To be done → Scan the lines below for the string "sport" and copy every one that has it.

Entries shown →

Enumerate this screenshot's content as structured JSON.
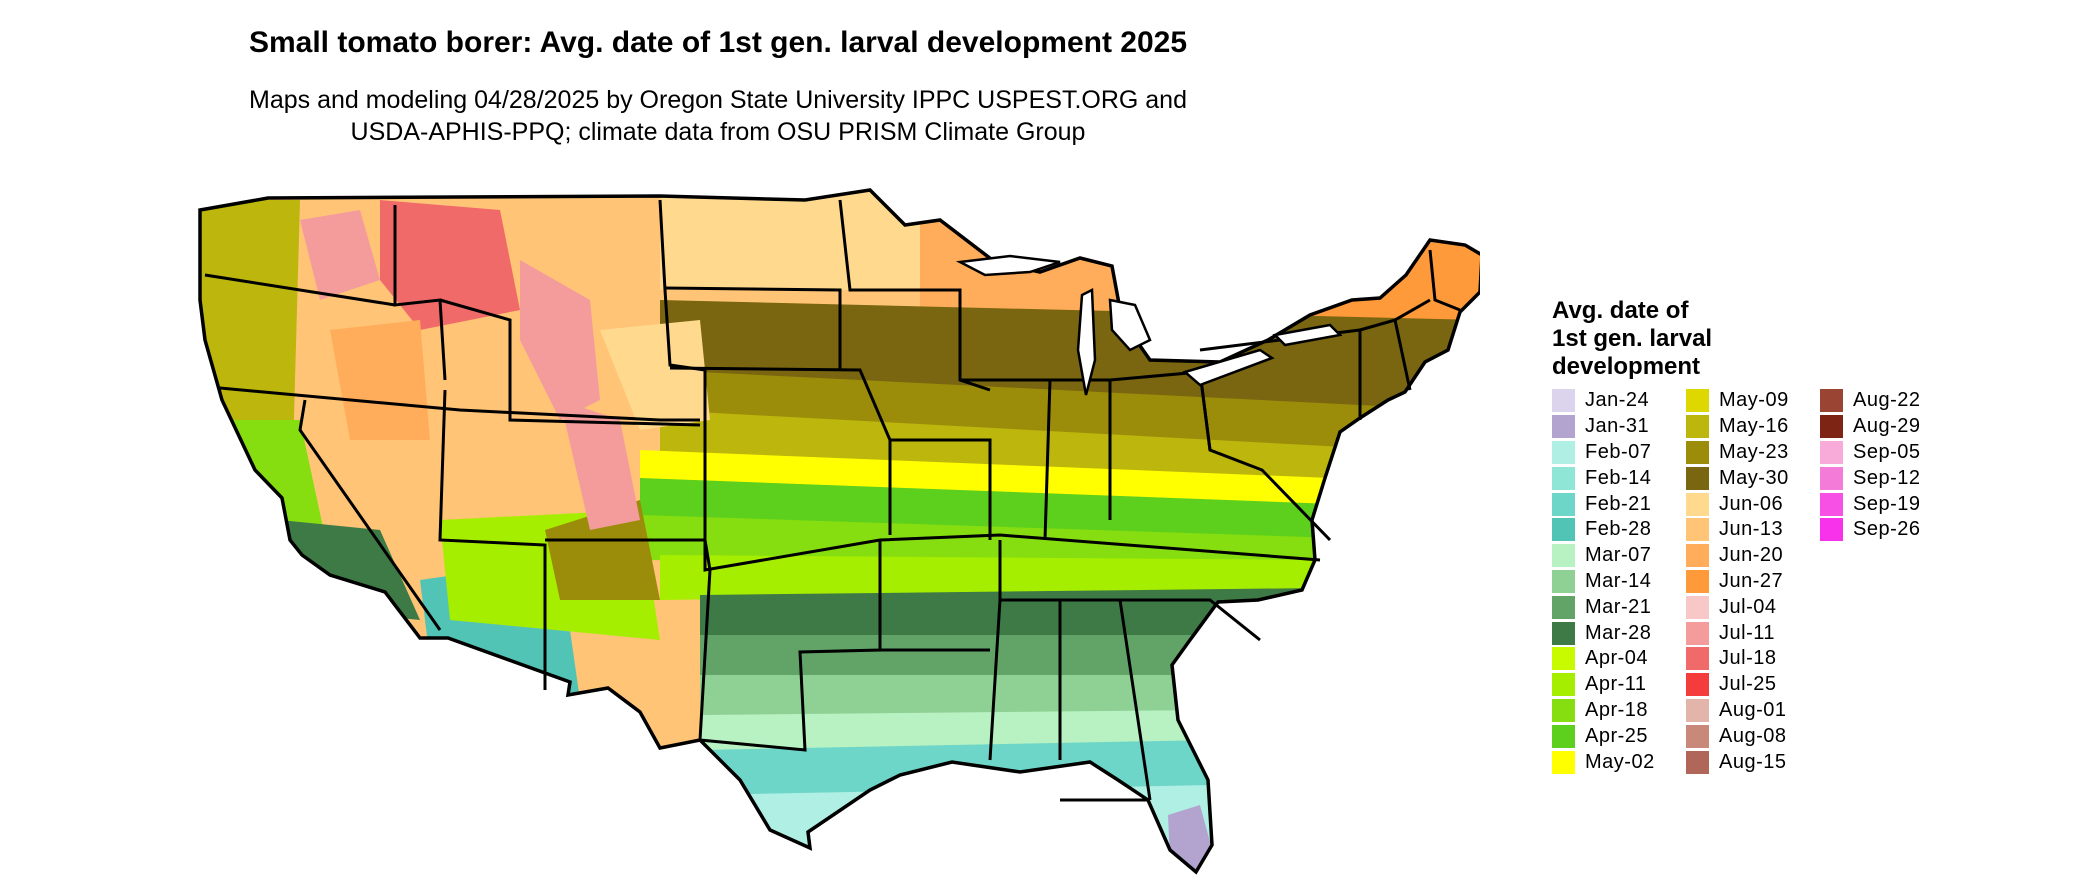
{
  "title": "Small tomato borer: Avg. date of 1st gen. larval development 2025",
  "subtitle_line1": "Maps and modeling 04/28/2025 by Oregon State University IPPC USPEST.ORG and",
  "subtitle_line2": "USDA-APHIS-PPQ; climate data from OSU PRISM Climate Group",
  "legend": {
    "title": "Avg. date of\n1st gen. larval\ndevelopment",
    "columns": [
      [
        {
          "label": "Jan-24",
          "color": "#dcd3ec"
        },
        {
          "label": "Jan-31",
          "color": "#b3a4cf"
        },
        {
          "label": "Feb-07",
          "color": "#b0f0e4"
        },
        {
          "label": "Feb-14",
          "color": "#8fe5d6"
        },
        {
          "label": "Feb-21",
          "color": "#6ed6c8"
        },
        {
          "label": "Feb-28",
          "color": "#52c4b6"
        },
        {
          "label": "Mar-07",
          "color": "#b8f2c2"
        },
        {
          "label": "Mar-14",
          "color": "#8fd095"
        },
        {
          "label": "Mar-21",
          "color": "#62a468"
        },
        {
          "label": "Mar-28",
          "color": "#3e7a45"
        },
        {
          "label": "Apr-04",
          "color": "#c8fa00"
        },
        {
          "label": "Apr-11",
          "color": "#a6ee00"
        },
        {
          "label": "Apr-18",
          "color": "#86de10"
        },
        {
          "label": "Apr-25",
          "color": "#5cd01c"
        },
        {
          "label": "May-02",
          "color": "#ffff00"
        }
      ],
      [
        {
          "label": "May-09",
          "color": "#ddd800"
        },
        {
          "label": "May-16",
          "color": "#bdb60c"
        },
        {
          "label": "May-23",
          "color": "#9b8d0a"
        },
        {
          "label": "May-30",
          "color": "#7a6510"
        },
        {
          "label": "Jun-06",
          "color": "#ffda8e"
        },
        {
          "label": "Jun-13",
          "color": "#ffc476"
        },
        {
          "label": "Jun-20",
          "color": "#ffad5a"
        },
        {
          "label": "Jun-27",
          "color": "#ff9a3a"
        },
        {
          "label": "Jul-04",
          "color": "#f8c8c8"
        },
        {
          "label": "Jul-11",
          "color": "#f49c9c"
        },
        {
          "label": "Jul-18",
          "color": "#f06a6a"
        },
        {
          "label": "Jul-25",
          "color": "#f43c3c"
        },
        {
          "label": "Aug-01",
          "color": "#e2b4aa"
        },
        {
          "label": "Aug-08",
          "color": "#c8887a"
        },
        {
          "label": "Aug-15",
          "color": "#b06658"
        }
      ],
      [
        {
          "label": "Aug-22",
          "color": "#9a4434"
        },
        {
          "label": "Aug-29",
          "color": "#7e2414"
        },
        {
          "label": "Sep-05",
          "color": "#f8aad8"
        },
        {
          "label": "Sep-12",
          "color": "#f47cd8"
        },
        {
          "label": "Sep-19",
          "color": "#f650e4"
        },
        {
          "label": "Sep-26",
          "color": "#f832ea"
        }
      ]
    ]
  }
}
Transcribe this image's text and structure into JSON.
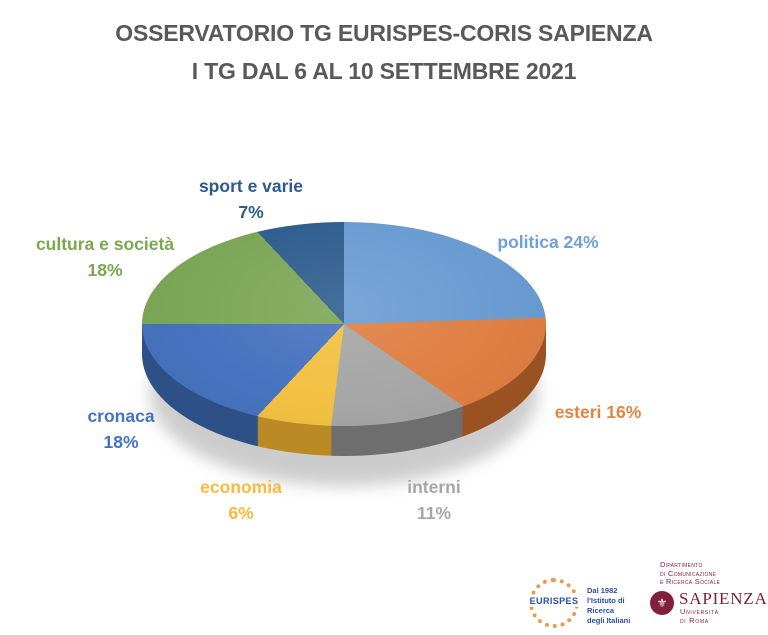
{
  "title": {
    "line1": "OSSERVATORIO TG EURISPES-CORIS SAPIENZA",
    "line2": "I TG DAL 6 AL 10 SETTEMBRE 2021",
    "color": "#595959"
  },
  "chart_data": {
    "type": "pie",
    "style": "3d",
    "title": "OSSERVATORIO TG EURISPES-CORIS SAPIENZA — I TG DAL 6 AL 10 SETTEMBRE 2021",
    "unit": "%",
    "start_angle_deg": 0,
    "direction": "clockwise",
    "legend_position": "outside-data-labels",
    "categories": [
      "politica",
      "esteri",
      "interni",
      "economia",
      "cronaca",
      "cultura e società",
      "sport e varie"
    ],
    "values": [
      24,
      16,
      11,
      6,
      18,
      18,
      7
    ],
    "slices": [
      {
        "label": "politica",
        "value": 24,
        "pct_text": "24%",
        "inline_text": "politica 24%",
        "color": "#6A9CD2",
        "side_color": "#4C78A8",
        "label_color": "#6FA0D8"
      },
      {
        "label": "esteri",
        "value": 16,
        "pct_text": "16%",
        "inline_text": "esteri 16%",
        "color": "#DF7F43",
        "side_color": "#9A5223",
        "label_color": "#E8823C"
      },
      {
        "label": "interni",
        "value": 11,
        "pct_text": "11%",
        "inline_text": "interni 11%",
        "color": "#A6A6A6",
        "side_color": "#6E6E6E",
        "label_color": "#A6A6A6"
      },
      {
        "label": "economia",
        "value": 6,
        "pct_text": "6%",
        "inline_text": "economia 6%",
        "color": "#F2C143",
        "side_color": "#BA8B24",
        "label_color": "#FBB93C"
      },
      {
        "label": "cronaca",
        "value": 18,
        "pct_text": "18%",
        "inline_text": "cronaca 18%",
        "color": "#4673BF",
        "side_color": "#2D5086",
        "label_color": "#4472C4"
      },
      {
        "label": "cultura e società",
        "value": 18,
        "pct_text": "18%",
        "inline_text": "cultura e società 18%",
        "color": "#7CA757",
        "side_color": "#557A36",
        "label_color": "#7BA84F"
      },
      {
        "label": "sport e varie",
        "value": 7,
        "pct_text": "7%",
        "inline_text": "sport e varie 7%",
        "color": "#305E8F",
        "side_color": "#1E3F63",
        "label_color": "#2E5B8C"
      }
    ]
  },
  "footer": {
    "eurispes": {
      "wordmark": "EURISPES",
      "line1": "Dal 1982",
      "line2": "l'Istituto di Ricerca",
      "line3": "degli Italiani",
      "brand_blue": "#2B4EA2",
      "brand_orange": "#E89A50"
    },
    "sapienza": {
      "dept_line1": "Dipartimento",
      "dept_line2": "di Comunicazione",
      "dept_line3": "e Ricerca Sociale",
      "wordmark": "SAPIENZA",
      "subtitle": "Università di Roma",
      "brand_maroon": "#82203B"
    }
  }
}
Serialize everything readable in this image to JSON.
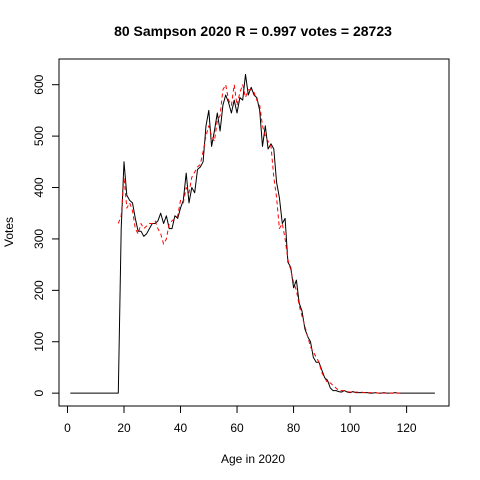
{
  "chart_data": {
    "type": "line",
    "title": "80 Sampson 2020 R = 0.997 votes = 28723",
    "xlabel": "Age in 2020",
    "ylabel": "Votes",
    "xlim": [
      -3,
      135
    ],
    "ylim": [
      -25,
      650
    ],
    "xticks": [
      0,
      20,
      40,
      60,
      80,
      100,
      120
    ],
    "yticks": [
      0,
      100,
      200,
      300,
      400,
      500,
      600
    ],
    "grid": false,
    "legend": "none",
    "series": [
      {
        "style": "solid",
        "color": "#000000",
        "x": [
          1,
          18,
          19,
          20,
          21,
          22,
          23,
          24,
          25,
          26,
          27,
          28,
          29,
          30,
          31,
          32,
          33,
          34,
          35,
          36,
          37,
          38,
          39,
          40,
          41,
          42,
          43,
          44,
          45,
          46,
          47,
          48,
          49,
          50,
          51,
          52,
          53,
          54,
          55,
          56,
          57,
          58,
          59,
          60,
          61,
          62,
          63,
          64,
          65,
          66,
          67,
          68,
          69,
          70,
          71,
          72,
          73,
          74,
          75,
          76,
          77,
          78,
          79,
          80,
          81,
          82,
          83,
          84,
          85,
          86,
          87,
          88,
          89,
          90,
          91,
          92,
          93,
          94,
          95,
          96,
          97,
          98,
          99,
          100,
          101,
          102,
          103,
          104,
          105,
          106,
          107,
          108,
          109,
          110,
          111,
          112,
          113,
          114,
          115,
          116,
          117,
          118,
          119,
          120,
          125,
          130
        ],
        "y": [
          0,
          0,
          320,
          450,
          385,
          375,
          370,
          340,
          315,
          315,
          305,
          310,
          320,
          330,
          330,
          335,
          350,
          330,
          345,
          320,
          320,
          345,
          340,
          360,
          375,
          428,
          370,
          400,
          390,
          435,
          440,
          450,
          520,
          550,
          480,
          510,
          545,
          510,
          560,
          580,
          565,
          545,
          570,
          545,
          575,
          570,
          620,
          580,
          595,
          580,
          575,
          550,
          480,
          520,
          475,
          485,
          475,
          410,
          380,
          330,
          340,
          255,
          245,
          205,
          220,
          175,
          160,
          125,
          110,
          100,
          70,
          60,
          60,
          45,
          30,
          25,
          10,
          5,
          5,
          3,
          2,
          5,
          2,
          1,
          3,
          1,
          1,
          1,
          1,
          1,
          0,
          0,
          1,
          0,
          0,
          1,
          0,
          0,
          0,
          1,
          0,
          0,
          0,
          0,
          0,
          0
        ]
      },
      {
        "style": "dashed",
        "color": "#ff0000",
        "x": [
          18,
          19,
          20,
          21,
          22,
          23,
          24,
          25,
          26,
          27,
          28,
          29,
          30,
          31,
          32,
          33,
          34,
          35,
          36,
          37,
          38,
          39,
          40,
          41,
          42,
          43,
          44,
          45,
          46,
          47,
          48,
          49,
          50,
          51,
          52,
          53,
          54,
          55,
          56,
          57,
          58,
          59,
          60,
          61,
          62,
          63,
          64,
          65,
          66,
          67,
          68,
          69,
          70,
          71,
          72,
          73,
          74,
          75,
          76,
          77,
          78,
          79,
          80,
          81,
          82,
          83,
          84,
          85,
          86,
          87,
          88,
          89,
          90,
          91,
          92,
          93,
          94,
          95,
          96,
          97,
          98,
          99,
          100,
          101,
          102,
          103,
          104,
          105,
          106,
          107,
          108,
          109,
          110,
          111,
          112,
          113,
          114,
          115,
          116,
          117,
          118
        ],
        "y": [
          330,
          345,
          420,
          360,
          370,
          355,
          320,
          310,
          330,
          320,
          325,
          330,
          330,
          335,
          320,
          310,
          290,
          300,
          330,
          335,
          340,
          345,
          375,
          370,
          400,
          390,
          420,
          430,
          440,
          445,
          470,
          500,
          520,
          500,
          490,
          530,
          540,
          590,
          600,
          570,
          560,
          600,
          560,
          585,
          600,
          575,
          590,
          590,
          585,
          570,
          560,
          520,
          500,
          490,
          480,
          420,
          380,
          320,
          330,
          300,
          260,
          240,
          215,
          200,
          170,
          150,
          130,
          110,
          90,
          80,
          70,
          60,
          40,
          30,
          20,
          20,
          15,
          10,
          5,
          5,
          5,
          3,
          2,
          2,
          2,
          2,
          2,
          1,
          1,
          1,
          1,
          1,
          0,
          0,
          0,
          0,
          0,
          0,
          0,
          0,
          0
        ]
      }
    ]
  }
}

Exercise answer →
      "sport e varie"
        "label": "sport e varie",
        "inline_text": "sport e varie 7%",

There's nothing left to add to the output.